▽

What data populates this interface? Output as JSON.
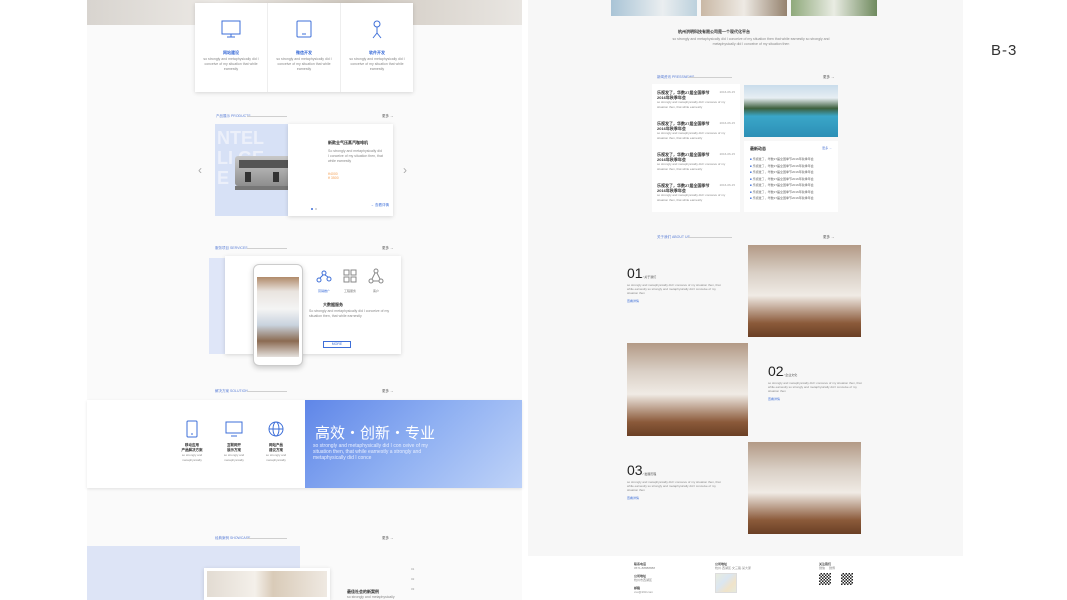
{
  "label": "B-3",
  "left": {
    "features": [
      {
        "icon": "monitor-icon",
        "title": "网站建设",
        "desc": "so strongly and metaphysically did I conceive of my situation that while earnestly"
      },
      {
        "icon": "tablet-icon",
        "title": "微信开发",
        "desc": "so strongly and metaphysically did I conceive of my situation that while earnestly"
      },
      {
        "icon": "person-icon",
        "title": "软件开发",
        "desc": "so strongly and metaphysically did I conceive of my situation that while earnestly"
      }
    ],
    "product": {
      "section_label": "产品展示 PRODUCTS",
      "more": "更多 →",
      "bg_text": "NTEL LI GE E",
      "title": "新款全气压蒸汽咖啡机",
      "desc": "So strongly and metaphysically did I conceive of my situation then, that while earnestly",
      "price_label": "¥4000",
      "price": "¥ 3500",
      "view_more": "→ 查看详情"
    },
    "services": {
      "section_label": "服务项目 SERVICES",
      "more": "更多 →",
      "items": [
        {
          "icon": "network-icon",
          "label": "营销推广"
        },
        {
          "icon": "grid-icon",
          "label": "工程服务"
        },
        {
          "icon": "share-icon",
          "label": "客户"
        }
      ],
      "title": "大数据服务",
      "desc": "So strongly and metaphysically did I conceive of my situation then, that while earnestly",
      "button": "MORE"
    },
    "solutions": {
      "section_label": "解决方案 SOLUTION",
      "more": "更多 →",
      "items": [
        {
          "icon": "tablet-icon",
          "title": "移动应用\n产品解决方案",
          "desc": "so strongly and metaphysically"
        },
        {
          "icon": "monitor-icon",
          "title": "互联网开\n展示方案",
          "desc": "so strongly and metaphysically"
        },
        {
          "icon": "globe-icon",
          "title": "网站产品\n建议方案",
          "desc": "so strongly and metaphysically"
        }
      ],
      "banner_title": "高效・创新・专业",
      "banner_sub": "so strongly and metaphysically did I con ceive of my situation then, that while earnestly a strongly and metaphysically did I conce"
    },
    "cases": {
      "section_label": "经典案例 SHOWCASE",
      "more": "更多 →",
      "title": "最佳社会的新案例",
      "desc": "so strongly and metaphysically"
    }
  },
  "right": {
    "intro_title": "杭州洪明科技有限公司是一个现代化平台",
    "intro_text": "so strongly and metaphysically did I conceive of my situation then that while earnestly so strongly and metaphysically did I conceive of my situation then",
    "news": {
      "section_label": "新闻资讯 PRESSNEWS",
      "more": "更多 →",
      "items": [
        {
          "title": "乐视发了，华数27届全国季节2016年秋季年会",
          "date": "2016-06-15",
          "desc": "so strongly and metaphysically did I conceive of my situation then, that while earnestly"
        },
        {
          "title": "乐视发了，华数27届全国季节2016年秋季年会",
          "date": "2016-06-15",
          "desc": "so strongly and metaphysically did I conceive of my situation then, that while earnestly"
        },
        {
          "title": "乐视发了，华数27届全国季节2016年秋季年会",
          "date": "2016-06-15",
          "desc": "so strongly and metaphysically did I conceive of my situation then, that while earnestly"
        },
        {
          "title": "乐视发了，华数27届全国季节2016年秋季年会",
          "date": "2016-06-15",
          "desc": "so strongly and metaphysically did I conceive of my situation then, that while earnestly"
        }
      ],
      "side_title": "最新动态",
      "side_more": "更多 →",
      "side_items": [
        "乐视发了，华数27届全国季节2016年秋季年会",
        "乐视发了，华数27届全国季节2016年秋季年会",
        "乐视发了，华数27届全国季节2016年秋季年会",
        "乐视发了，华数27届全国季节2016年秋季年会",
        "乐视发了，华数27届全国季节2016年秋季年会",
        "乐视发了，华数27届全国季节2016年秋季年会",
        "乐视发了，华数27届全国季节2016年秋季年会"
      ]
    },
    "about": {
      "section_label": "关于我们 ABOUT US",
      "more": "更多 →",
      "items": [
        {
          "num": "01",
          "sub": "/ 关于我们",
          "text": "so strongly and metaphysically did I conceive of my situation then, that while earnestly so strongly and metaphysically did I conceive of my situation then",
          "link": "查看详情"
        },
        {
          "num": "02",
          "sub": "/ 企业文化",
          "text": "so strongly and metaphysically did I conceive of my situation then, that while earnestly so strongly and metaphysically did I conceive of my situation then",
          "link": "查看详情"
        },
        {
          "num": "03",
          "sub": "/ 发展历程",
          "text": "so strongly and metaphysically did I conceive of my situation then, that while earnestly so strongly and metaphysically did I conceive of my situation then",
          "link": "查看详情"
        }
      ]
    },
    "footer": {
      "col1_title": "联系电话",
      "col1_text": "0571-88888888",
      "col1_title2": "公司地址",
      "col1_text2": "杭州市西湖区",
      "col1_title3": "邮箱",
      "col1_text3": "xxx@163.com",
      "col2_title": "公司地址",
      "col2_text": "杭州·西湖区·文三路·某大厦",
      "col3_title": "关注我们",
      "col3_items": [
        "微信",
        "微博"
      ]
    }
  }
}
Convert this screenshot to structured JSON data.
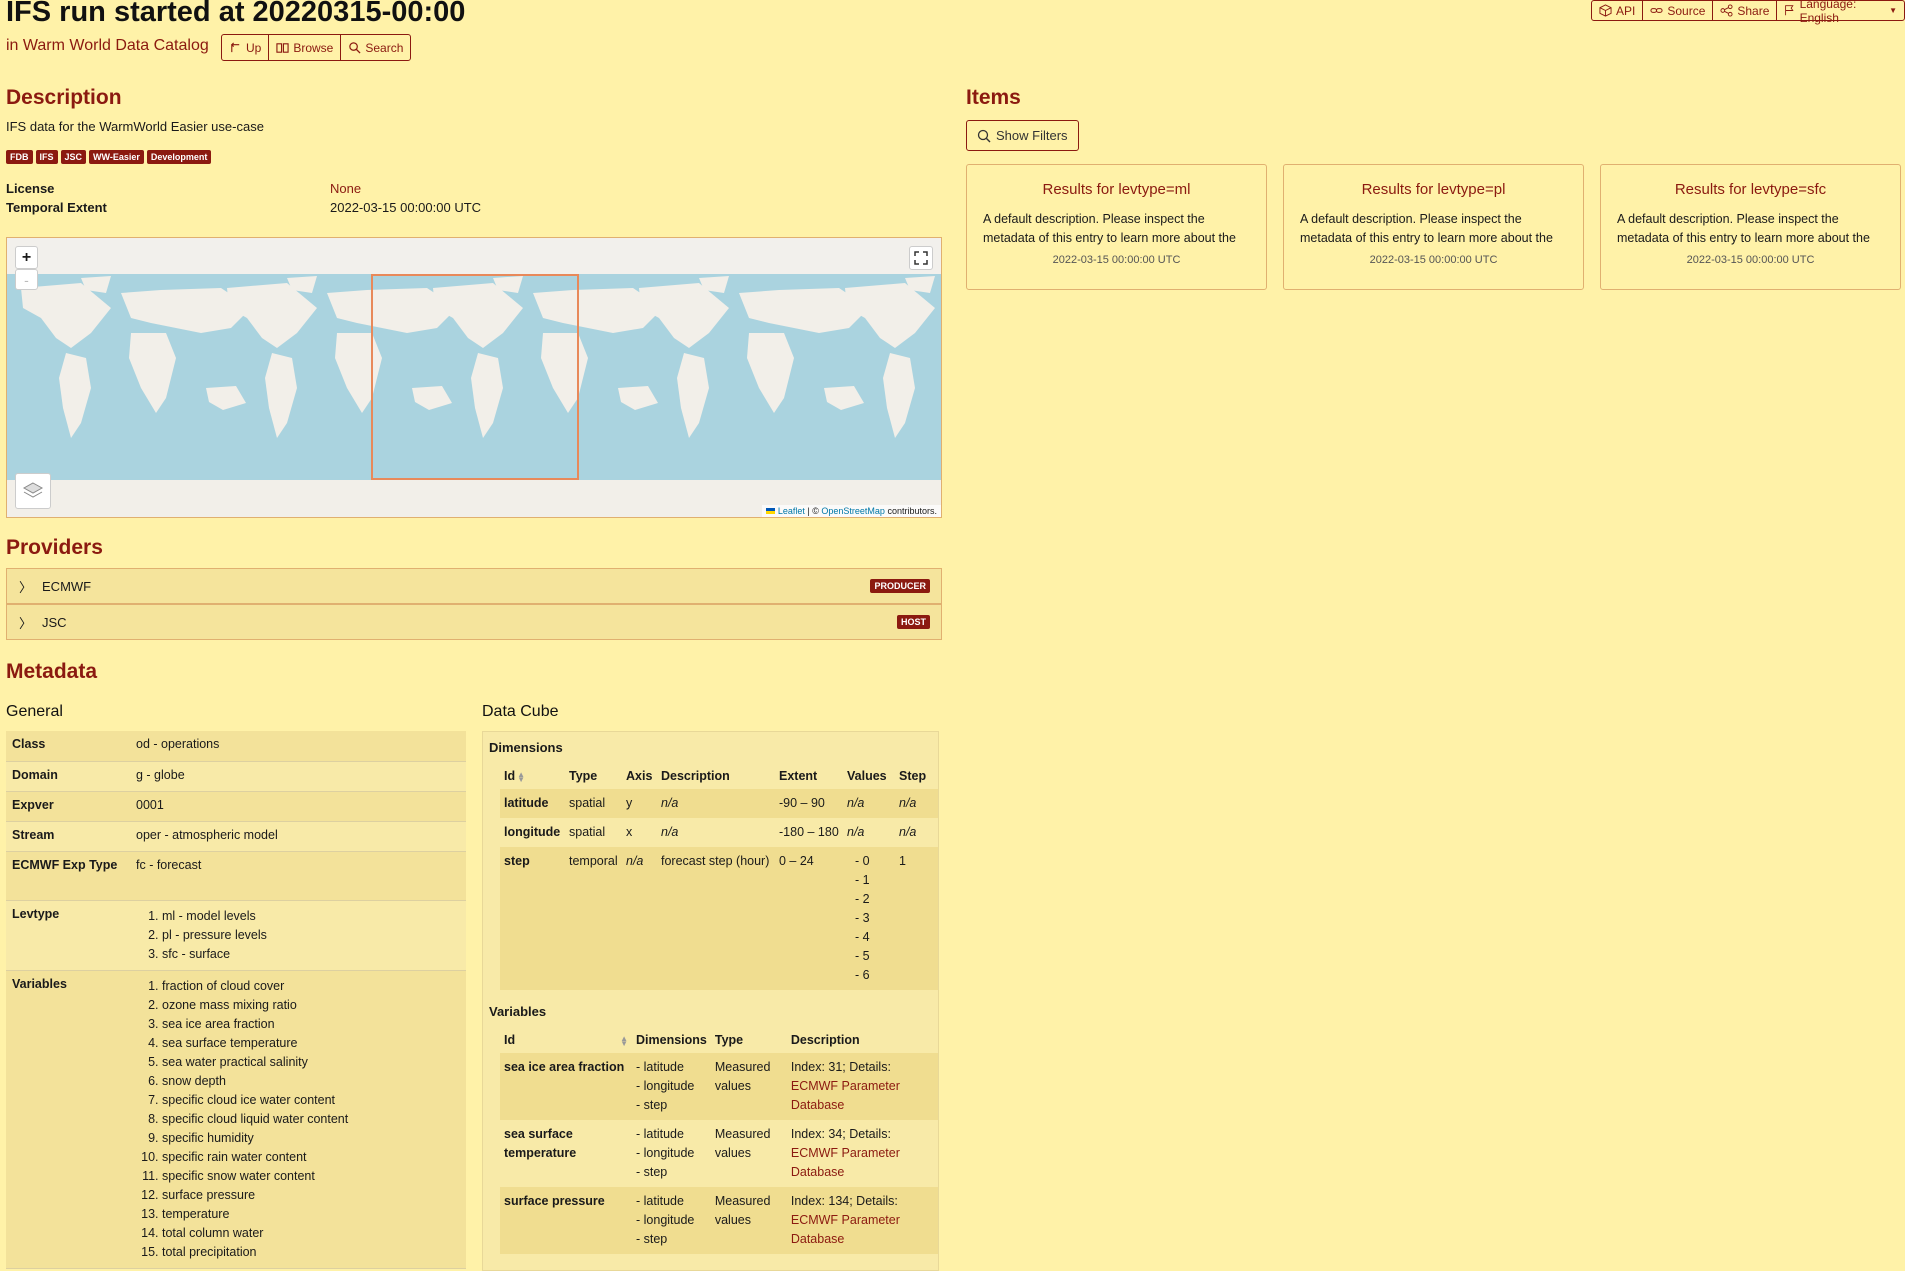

△

Look through the data above. Each line containing the word "关于我们" needs to be copied.

      "section_label": "关于我们 ABOUT US",
          "sub": "/ 关于我们",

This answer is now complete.